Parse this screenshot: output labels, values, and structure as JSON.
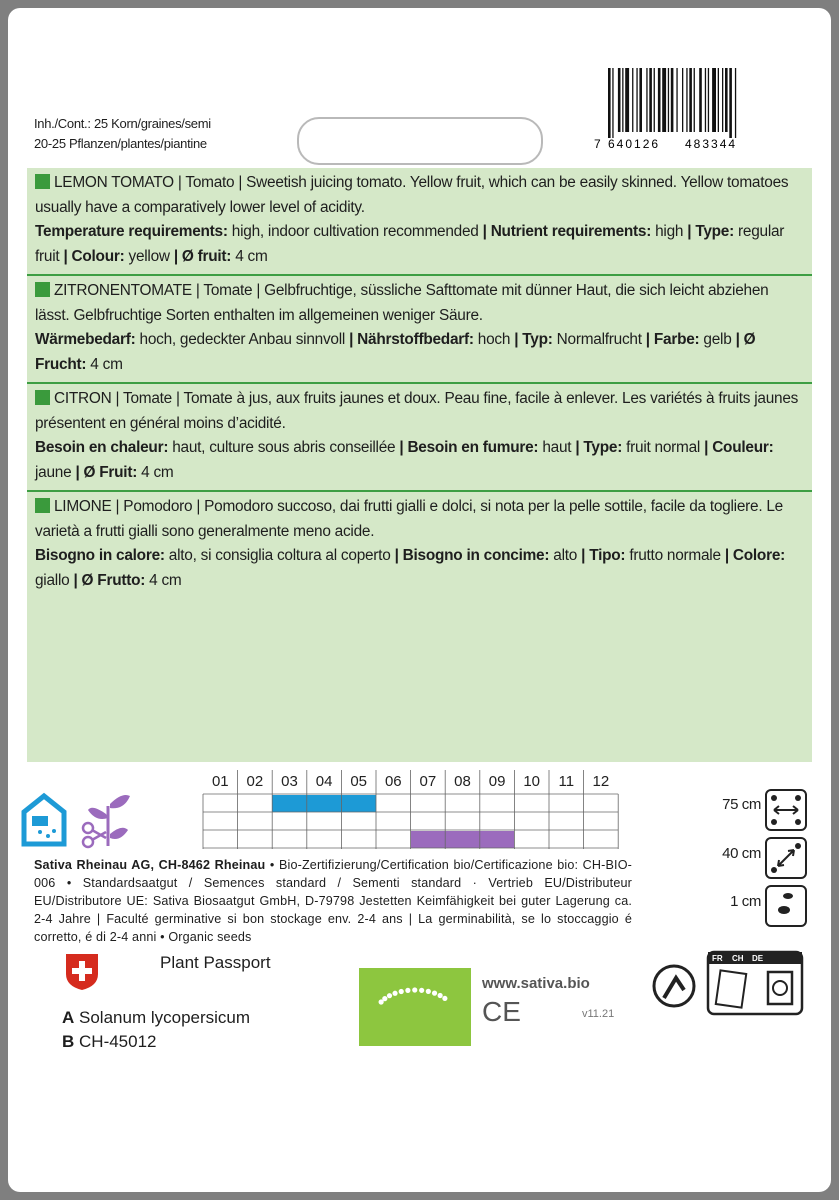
{
  "header": {
    "contents": "Inh./Cont.: 25 Korn/graines/semi",
    "plants": "20-25 Pflanzen/plantes/piantine"
  },
  "barcode": {
    "prefix": "7",
    "left": "640126",
    "right": "483344"
  },
  "sections": [
    {
      "intro": "LEMON TOMATO | Tomato | Sweetish juicing tomato. Yellow fruit, which can be easily skinned. Yellow tomatoes usually have a comparatively lower level of acidity.",
      "details": [
        {
          "bold": true,
          "text": "Temperature requirements:"
        },
        {
          "bold": false,
          "text": " high, indoor cultivation recommended "
        },
        {
          "bold": true,
          "text": "| Nutrient requirements:"
        },
        {
          "bold": false,
          "text": " high "
        },
        {
          "bold": true,
          "text": "| Type:"
        },
        {
          "bold": false,
          "text": " regular fruit "
        },
        {
          "bold": true,
          "text": "| Colour:"
        },
        {
          "bold": false,
          "text": " yellow "
        },
        {
          "bold": true,
          "text": "| Ø fruit:"
        },
        {
          "bold": false,
          "text": " 4 cm"
        }
      ]
    },
    {
      "intro": "ZITRONENTOMATE | Tomate | Gelbfruchtige, süssliche Safttomate mit dünner Haut, die sich leicht abziehen lässt. Gelbfruchtige Sorten enthalten im allgemeinen weniger Säure.",
      "details": [
        {
          "bold": true,
          "text": "Wärmebedarf:"
        },
        {
          "bold": false,
          "text": " hoch, gedeckter Anbau sinnvoll "
        },
        {
          "bold": true,
          "text": "| Nährstoffbedarf:"
        },
        {
          "bold": false,
          "text": " hoch "
        },
        {
          "bold": true,
          "text": "| Typ:"
        },
        {
          "bold": false,
          "text": " Normalfrucht "
        },
        {
          "bold": true,
          "text": "| Farbe:"
        },
        {
          "bold": false,
          "text": " gelb "
        },
        {
          "bold": true,
          "text": "| Ø Frucht:"
        },
        {
          "bold": false,
          "text": " 4 cm"
        }
      ]
    },
    {
      "intro": "CITRON | Tomate | Tomate à jus, aux fruits jaunes et doux. Peau fine, facile à enlever. Les variétés à fruits jaunes présentent en général moins d’acidité.",
      "details": [
        {
          "bold": true,
          "text": "Besoin en chaleur:"
        },
        {
          "bold": false,
          "text": " haut, culture sous abris conseillée "
        },
        {
          "bold": true,
          "text": "| Besoin en fumure:"
        },
        {
          "bold": false,
          "text": " haut "
        },
        {
          "bold": true,
          "text": "| Type:"
        },
        {
          "bold": false,
          "text": " fruit normal "
        },
        {
          "bold": true,
          "text": "| Couleur:"
        },
        {
          "bold": false,
          "text": " jaune "
        },
        {
          "bold": true,
          "text": "| Ø Fruit:"
        },
        {
          "bold": false,
          "text": " 4 cm"
        }
      ]
    },
    {
      "intro": "LIMONE | Pomodoro | Pomodoro succoso, dai frutti gialli e dolci, si nota per la pelle sottile, facile da togliere. Le varietà a frutti gialli sono generalmente meno acide.",
      "details": [
        {
          "bold": true,
          "text": "Bisogno in calore:"
        },
        {
          "bold": false,
          "text": " alto, si consiglia coltura al coperto "
        },
        {
          "bold": true,
          "text": "| Bisogno in concime:"
        },
        {
          "bold": false,
          "text": " alto "
        },
        {
          "bold": true,
          "text": "| Tipo:"
        },
        {
          "bold": false,
          "text": " frutto normale "
        },
        {
          "bold": true,
          "text": "| Colore:"
        },
        {
          "bold": false,
          "text": " giallo "
        },
        {
          "bold": true,
          "text": "| Ø Frutto:"
        },
        {
          "bold": false,
          "text": " 4 cm"
        }
      ]
    }
  ],
  "calendar": {
    "months": [
      "01",
      "02",
      "03",
      "04",
      "05",
      "06",
      "07",
      "08",
      "09",
      "10",
      "11",
      "12"
    ]
  },
  "spacing": [
    "75 cm",
    "40 cm",
    "1 cm"
  ],
  "imprint": [
    {
      "bold": true,
      "text": "Sativa Rheinau AG, CH-8462 Rheinau"
    },
    {
      "bold": false,
      "text": " • Bio-Zertifizierung/Certification bio/Certificazione bio: CH-BIO-006 • Standardsaatgut / Semences standard / Sementi standard · Vertrieb EU/Distributeur EU/Distributore UE: Sativa Biosaatgut GmbH, D-79798 Jestetten Keimfähigkeit bei guter Lagerung ca. 2-4 Jahre | Faculté germinative si bon stockage env. 2-4 ans | La germinabilità, se lo stoccaggio é corretto, é di 2-4 anni • Organic seeds"
    }
  ],
  "plant_passport": {
    "title": "Plant Passport",
    "a_key": "A",
    "a_value": "Solanum lycopersicum",
    "b_key": "B",
    "b_value": "CH-45012"
  },
  "website": "www.sativa.bio",
  "ce": "CE",
  "version": "v11.21",
  "recycling": [
    "FR",
    "CH",
    "DE"
  ]
}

**********

■ YOUR GOAL
Filter the listing for the word "Tomate" and copy every line that holds it.

■ PROBLEM SOLUTION
      "intro": "ZITRONENTOMATE | Tomate | Gelbfruchtige, süssliche Safttomate mit dünner Haut, die sich leicht abziehen lässt. Gelbfruchtige Sorten enthalten im allgemeinen weniger Säure.",
      "intro": "CITRON | Tomate | Tomate à jus, aux fruits jaunes et doux. Peau fine, facile à enlever. Les variétés à fruits jaunes présentent en général moins d’acidité.",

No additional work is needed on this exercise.